• Written request
Copy each line of the entries that contains the word "subtitle".

• Data entries
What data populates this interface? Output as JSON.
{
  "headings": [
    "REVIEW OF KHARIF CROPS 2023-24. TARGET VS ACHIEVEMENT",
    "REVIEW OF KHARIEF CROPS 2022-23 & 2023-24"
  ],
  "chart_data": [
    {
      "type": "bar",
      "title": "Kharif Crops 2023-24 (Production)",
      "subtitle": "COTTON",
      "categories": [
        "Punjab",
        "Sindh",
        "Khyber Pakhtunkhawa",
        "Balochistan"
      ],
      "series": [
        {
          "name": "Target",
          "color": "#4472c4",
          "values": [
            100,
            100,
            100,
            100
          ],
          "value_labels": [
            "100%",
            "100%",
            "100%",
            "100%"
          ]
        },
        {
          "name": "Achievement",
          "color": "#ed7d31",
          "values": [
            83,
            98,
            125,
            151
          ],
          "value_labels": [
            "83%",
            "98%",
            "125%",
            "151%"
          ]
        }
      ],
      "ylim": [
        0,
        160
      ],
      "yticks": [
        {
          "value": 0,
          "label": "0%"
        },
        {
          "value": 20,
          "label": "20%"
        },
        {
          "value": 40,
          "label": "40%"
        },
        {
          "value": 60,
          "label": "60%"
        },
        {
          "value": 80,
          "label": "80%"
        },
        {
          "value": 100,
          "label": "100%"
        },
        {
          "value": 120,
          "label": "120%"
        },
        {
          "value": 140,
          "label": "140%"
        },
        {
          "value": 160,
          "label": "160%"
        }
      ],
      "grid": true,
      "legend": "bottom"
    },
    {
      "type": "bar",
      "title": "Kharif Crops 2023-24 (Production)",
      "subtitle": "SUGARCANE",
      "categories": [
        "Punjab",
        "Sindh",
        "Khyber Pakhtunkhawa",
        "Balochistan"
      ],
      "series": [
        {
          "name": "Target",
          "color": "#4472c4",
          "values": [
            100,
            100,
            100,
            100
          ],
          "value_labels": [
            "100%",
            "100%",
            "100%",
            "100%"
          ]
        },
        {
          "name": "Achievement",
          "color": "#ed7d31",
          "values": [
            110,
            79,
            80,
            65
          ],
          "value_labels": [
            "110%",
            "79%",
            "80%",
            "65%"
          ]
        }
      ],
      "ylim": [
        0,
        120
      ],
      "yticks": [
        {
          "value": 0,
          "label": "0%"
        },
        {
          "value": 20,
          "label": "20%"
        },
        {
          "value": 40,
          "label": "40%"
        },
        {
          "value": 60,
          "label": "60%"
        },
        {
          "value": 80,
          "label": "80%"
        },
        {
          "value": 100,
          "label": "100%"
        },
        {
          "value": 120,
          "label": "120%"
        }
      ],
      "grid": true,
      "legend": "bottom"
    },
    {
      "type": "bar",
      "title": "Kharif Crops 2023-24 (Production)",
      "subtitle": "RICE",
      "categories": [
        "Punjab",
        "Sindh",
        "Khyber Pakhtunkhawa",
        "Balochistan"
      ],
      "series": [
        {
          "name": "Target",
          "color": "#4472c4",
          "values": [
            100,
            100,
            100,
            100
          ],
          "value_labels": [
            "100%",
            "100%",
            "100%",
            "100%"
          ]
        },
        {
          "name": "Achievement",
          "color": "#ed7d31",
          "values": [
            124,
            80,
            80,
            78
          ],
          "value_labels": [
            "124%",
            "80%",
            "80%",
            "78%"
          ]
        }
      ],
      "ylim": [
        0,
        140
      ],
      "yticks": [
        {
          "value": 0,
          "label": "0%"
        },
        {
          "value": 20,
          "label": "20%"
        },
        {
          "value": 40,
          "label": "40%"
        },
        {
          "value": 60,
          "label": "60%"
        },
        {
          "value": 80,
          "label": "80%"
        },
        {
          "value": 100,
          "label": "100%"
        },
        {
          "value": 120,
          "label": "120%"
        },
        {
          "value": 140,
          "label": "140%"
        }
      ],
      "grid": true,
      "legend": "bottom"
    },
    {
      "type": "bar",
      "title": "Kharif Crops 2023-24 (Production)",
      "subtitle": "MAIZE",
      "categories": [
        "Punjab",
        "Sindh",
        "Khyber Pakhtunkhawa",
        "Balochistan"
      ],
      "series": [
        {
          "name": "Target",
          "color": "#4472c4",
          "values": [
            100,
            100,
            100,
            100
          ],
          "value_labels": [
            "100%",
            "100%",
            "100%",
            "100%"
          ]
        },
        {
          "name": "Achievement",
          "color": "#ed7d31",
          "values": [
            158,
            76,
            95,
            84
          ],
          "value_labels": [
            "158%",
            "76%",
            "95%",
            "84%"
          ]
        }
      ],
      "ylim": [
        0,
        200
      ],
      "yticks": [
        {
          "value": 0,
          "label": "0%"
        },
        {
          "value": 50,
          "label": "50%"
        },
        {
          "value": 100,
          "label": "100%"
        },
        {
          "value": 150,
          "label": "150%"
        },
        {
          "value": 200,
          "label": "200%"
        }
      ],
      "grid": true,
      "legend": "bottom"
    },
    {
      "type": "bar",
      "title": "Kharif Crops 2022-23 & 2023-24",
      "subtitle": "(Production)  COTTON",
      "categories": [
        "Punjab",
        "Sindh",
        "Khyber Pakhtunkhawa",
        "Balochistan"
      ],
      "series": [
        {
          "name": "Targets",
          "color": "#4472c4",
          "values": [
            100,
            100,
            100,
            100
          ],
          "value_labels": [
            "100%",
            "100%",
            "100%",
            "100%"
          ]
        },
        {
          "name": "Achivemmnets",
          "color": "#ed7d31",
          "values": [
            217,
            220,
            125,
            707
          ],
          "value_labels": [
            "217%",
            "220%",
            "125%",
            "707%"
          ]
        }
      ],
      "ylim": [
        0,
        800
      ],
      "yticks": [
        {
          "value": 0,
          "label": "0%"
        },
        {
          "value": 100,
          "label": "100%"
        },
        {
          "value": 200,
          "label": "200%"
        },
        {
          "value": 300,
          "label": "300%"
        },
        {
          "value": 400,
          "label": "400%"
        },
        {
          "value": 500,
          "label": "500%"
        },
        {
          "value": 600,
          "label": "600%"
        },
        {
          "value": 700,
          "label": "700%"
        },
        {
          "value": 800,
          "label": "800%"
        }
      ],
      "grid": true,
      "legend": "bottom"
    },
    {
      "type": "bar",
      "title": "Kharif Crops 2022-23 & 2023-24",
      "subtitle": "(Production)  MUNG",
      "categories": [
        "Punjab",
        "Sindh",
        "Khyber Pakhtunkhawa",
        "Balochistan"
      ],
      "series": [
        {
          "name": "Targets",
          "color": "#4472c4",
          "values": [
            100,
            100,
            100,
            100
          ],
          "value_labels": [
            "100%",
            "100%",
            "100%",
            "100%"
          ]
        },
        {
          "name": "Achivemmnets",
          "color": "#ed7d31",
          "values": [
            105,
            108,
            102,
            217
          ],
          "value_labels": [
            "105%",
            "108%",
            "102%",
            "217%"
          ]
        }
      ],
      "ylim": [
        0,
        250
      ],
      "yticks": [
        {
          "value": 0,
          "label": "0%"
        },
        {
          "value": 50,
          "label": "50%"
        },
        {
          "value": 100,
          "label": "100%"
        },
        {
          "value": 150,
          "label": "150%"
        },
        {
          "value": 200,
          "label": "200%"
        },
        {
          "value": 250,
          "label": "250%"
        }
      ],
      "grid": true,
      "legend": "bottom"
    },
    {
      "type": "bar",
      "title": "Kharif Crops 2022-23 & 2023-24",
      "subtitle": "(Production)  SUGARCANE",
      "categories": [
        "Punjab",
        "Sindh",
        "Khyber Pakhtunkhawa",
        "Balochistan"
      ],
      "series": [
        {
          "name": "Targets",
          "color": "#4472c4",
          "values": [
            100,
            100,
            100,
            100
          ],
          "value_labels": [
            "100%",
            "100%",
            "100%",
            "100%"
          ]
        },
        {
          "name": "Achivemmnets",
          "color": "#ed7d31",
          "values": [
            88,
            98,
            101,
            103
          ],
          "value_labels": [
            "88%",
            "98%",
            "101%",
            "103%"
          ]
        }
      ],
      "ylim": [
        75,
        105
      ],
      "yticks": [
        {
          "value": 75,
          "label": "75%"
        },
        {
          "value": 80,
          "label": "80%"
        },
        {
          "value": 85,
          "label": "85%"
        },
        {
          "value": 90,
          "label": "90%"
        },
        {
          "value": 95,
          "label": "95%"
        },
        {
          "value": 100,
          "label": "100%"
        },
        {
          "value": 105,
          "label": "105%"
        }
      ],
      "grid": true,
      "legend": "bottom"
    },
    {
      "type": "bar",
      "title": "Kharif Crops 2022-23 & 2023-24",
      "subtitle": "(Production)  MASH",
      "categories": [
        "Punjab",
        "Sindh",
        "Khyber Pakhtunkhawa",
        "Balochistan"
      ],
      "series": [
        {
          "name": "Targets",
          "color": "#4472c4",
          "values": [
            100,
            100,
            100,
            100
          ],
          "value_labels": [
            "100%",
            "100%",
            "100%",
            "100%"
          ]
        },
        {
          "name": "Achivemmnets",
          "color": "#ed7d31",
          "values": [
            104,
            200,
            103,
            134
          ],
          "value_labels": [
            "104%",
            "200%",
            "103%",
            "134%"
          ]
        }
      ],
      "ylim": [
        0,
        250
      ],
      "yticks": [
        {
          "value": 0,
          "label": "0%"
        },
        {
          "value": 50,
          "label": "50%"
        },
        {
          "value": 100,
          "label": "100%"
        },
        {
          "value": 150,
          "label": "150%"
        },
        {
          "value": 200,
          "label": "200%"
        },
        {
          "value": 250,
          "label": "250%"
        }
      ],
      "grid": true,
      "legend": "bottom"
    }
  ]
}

• Response to this exercise
      "subtitle": "COTTON",
      "subtitle": "SUGARCANE",
      "subtitle": "RICE",
      "subtitle": "MAIZE",
      "subtitle": "(Production)  COTTON",
      "subtitle": "(Production)  MUNG",
      "subtitle": "(Production)  SUGARCANE",
      "subtitle": "(Production)  MASH",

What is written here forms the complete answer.